[AIM OF THE EXERCISE] Leave out the pictures and copy everything else below exactly.

** Start of INPUT RECORDS **

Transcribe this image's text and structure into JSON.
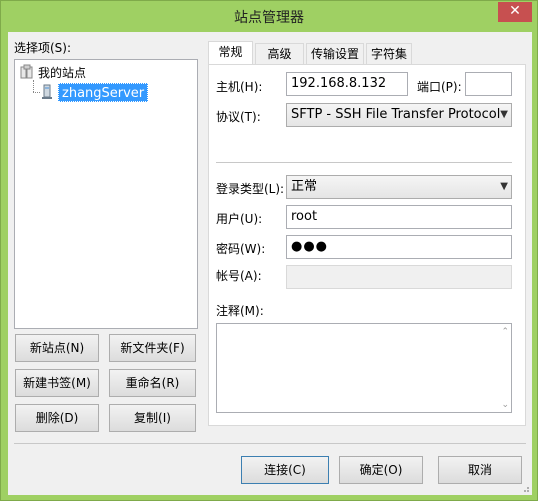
{
  "window": {
    "title": "站点管理器",
    "close_glyph": "✕"
  },
  "left": {
    "select_label": "选择项(S):",
    "tree_root": "我的站点",
    "tree_child": "zhangServer",
    "buttons": {
      "new_site": "新站点(N)",
      "new_folder": "新文件夹(F)",
      "new_bookmark": "新建书签(M)",
      "rename": "重命名(R)",
      "delete": "删除(D)",
      "copy": "复制(I)"
    }
  },
  "tabs": [
    "常规",
    "高级",
    "传输设置",
    "字符集"
  ],
  "general": {
    "host_label": "主机(H):",
    "host_value": "192.168.8.132",
    "port_label": "端口(P):",
    "port_value": "",
    "protocol_label": "协议(T):",
    "protocol_value": "SFTP - SSH File Transfer Protocol",
    "logon_label": "登录类型(L):",
    "logon_value": "正常",
    "user_label": "用户(U):",
    "user_value": "root",
    "password_label": "密码(W):",
    "password_value": "●●●",
    "account_label": "帐号(A):",
    "account_value": "",
    "comments_label": "注释(M):"
  },
  "footer": {
    "connect": "连接(C)",
    "ok": "确定(O)",
    "cancel": "取消"
  }
}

** End of INPUT RECORDS **

[ANSWER TO THIS PROBLEM]
Transcribe this image's text and structure into JSON.
{
  "window": {
    "title": "站点管理器",
    "close_glyph": "✕"
  },
  "left": {
    "select_label": "选择项(S):",
    "tree_root": "我的站点",
    "tree_child": "zhangServer",
    "buttons": {
      "new_site": "新站点(N)",
      "new_folder": "新文件夹(F)",
      "new_bookmark": "新建书签(M)",
      "rename": "重命名(R)",
      "delete": "删除(D)",
      "copy": "复制(I)"
    }
  },
  "tabs": [
    "常规",
    "高级",
    "传输设置",
    "字符集"
  ],
  "general": {
    "host_label": "主机(H):",
    "host_value": "192.168.8.132",
    "port_label": "端口(P):",
    "port_value": "",
    "protocol_label": "协议(T):",
    "protocol_value": "SFTP - SSH File Transfer Protocol",
    "logon_label": "登录类型(L):",
    "logon_value": "正常",
    "user_label": "用户(U):",
    "user_value": "root",
    "password_label": "密码(W):",
    "password_value": "●●●",
    "account_label": "帐号(A):",
    "account_value": "",
    "comments_label": "注释(M):"
  },
  "footer": {
    "connect": "连接(C)",
    "ok": "确定(O)",
    "cancel": "取消"
  }
}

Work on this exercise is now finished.